Exercise:
Copy the material that follows word for word and omit its pictures.
------------------------------------------------
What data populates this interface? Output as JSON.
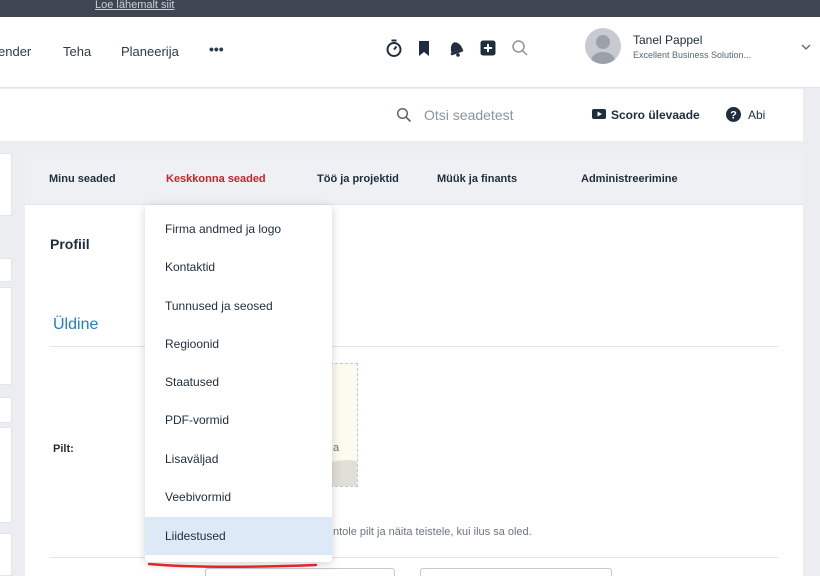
{
  "topstrip": {
    "faint_text": "...",
    "link_text": "Loe lähemalt siit"
  },
  "nav": {
    "items": [
      "ender",
      "Teha",
      "Planeerija",
      "•••"
    ],
    "user": {
      "name": "Tanel Pappel",
      "company": "Excellent Business Solution..."
    }
  },
  "settings_header": {
    "search_placeholder": "Otsi seadetest",
    "overview_label": "Scoro ülevaade",
    "help_label": "Abi"
  },
  "tabs": [
    {
      "label": "Minu seaded",
      "active": false
    },
    {
      "label": "Keskkonna seaded",
      "active": true
    },
    {
      "label": "Töö ja projektid",
      "active": false
    },
    {
      "label": "Müük ja finants",
      "active": false
    },
    {
      "label": "Administreerimine",
      "active": false
    }
  ],
  "content": {
    "profile_title": "Profiil",
    "section_title": "Üldine",
    "picture_label": "Pilt:",
    "image_text_fragment": "a",
    "help_text": "ntole pilt ja näita teistele, kui ilus sa oled."
  },
  "dropdown": {
    "items": [
      "Firma andmed ja logo",
      "Kontaktid",
      "Tunnused ja seosed",
      "Regioonid",
      "Staatused",
      "PDF-vormid",
      "Lisaväljad",
      "Veebivormid",
      "Liidestused"
    ],
    "highlighted_index": 8
  },
  "colors": {
    "active_tab": "#c8232c",
    "section_title": "#1f7fc4",
    "highlight": "#dde9f6",
    "underline_annotation": "#e0262a"
  }
}
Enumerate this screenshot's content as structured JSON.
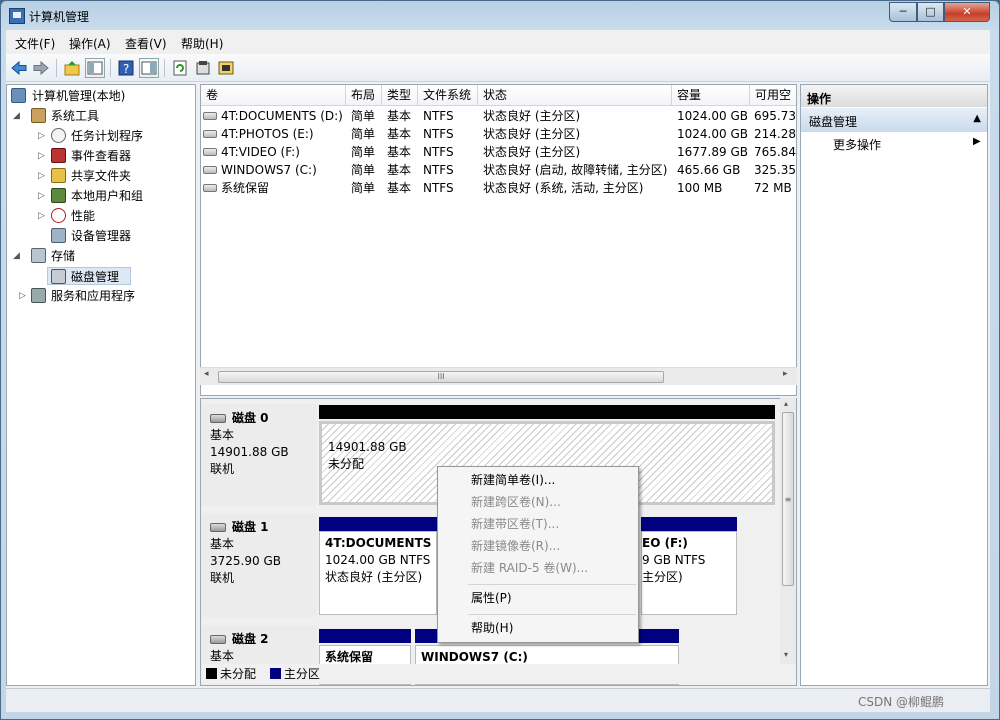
------------------------------------------------
Solution to this task:
What data populates this interface? Output as JSON.
{
  "topstrip": {
    "faint_text": "...",
    "link_text": "Loe lähemalt siit"
  },
  "nav": {
    "items": [
      "ender",
      "Teha",
      "Planeerija",
      "•••"
    ],
    "user": {
      "name": "Tanel Pappel",
      "company": "Excellent Business Solution..."
    }
  },
  "settings_header": {
    "search_placeholder": "Otsi seadetest",
    "overview_label": "Scoro ülevaade",
    "help_label": "Abi"
  },
  "tabs": [
    {
      "label": "Minu seaded",
      "active": false
    },
    {
      "label": "Keskkonna seaded",
      "active": true
    },
    {
      "label": "Töö ja projektid",
      "active": false
    },
    {
      "label": "Müük ja finants",
      "active": false
    },
    {
      "label": "Administreerimine",
      "active": false
    }
  ],
  "content": {
    "profile_title": "Profiil",
    "section_title": "Üldine",
    "picture_label": "Pilt:",
    "image_text_fragment": "a",
    "help_text": "ntole pilt ja näita teistele, kui ilus sa oled."
  },
  "dropdown": {
    "items": [
      "Firma andmed ja logo",
      "Kontaktid",
      "Tunnused ja seosed",
      "Regioonid",
      "Staatused",
      "PDF-vormid",
      "Lisaväljad",
      "Veebivormid",
      "Liidestused"
    ],
    "highlighted_index": 8
  },
  "colors": {
    "active_tab": "#c8232c",
    "section_title": "#1f7fc4",
    "highlight": "#dde9f6",
    "underline_annotation": "#e0262a"
  }
}
Enumerate this screenshot's content as structured JSON.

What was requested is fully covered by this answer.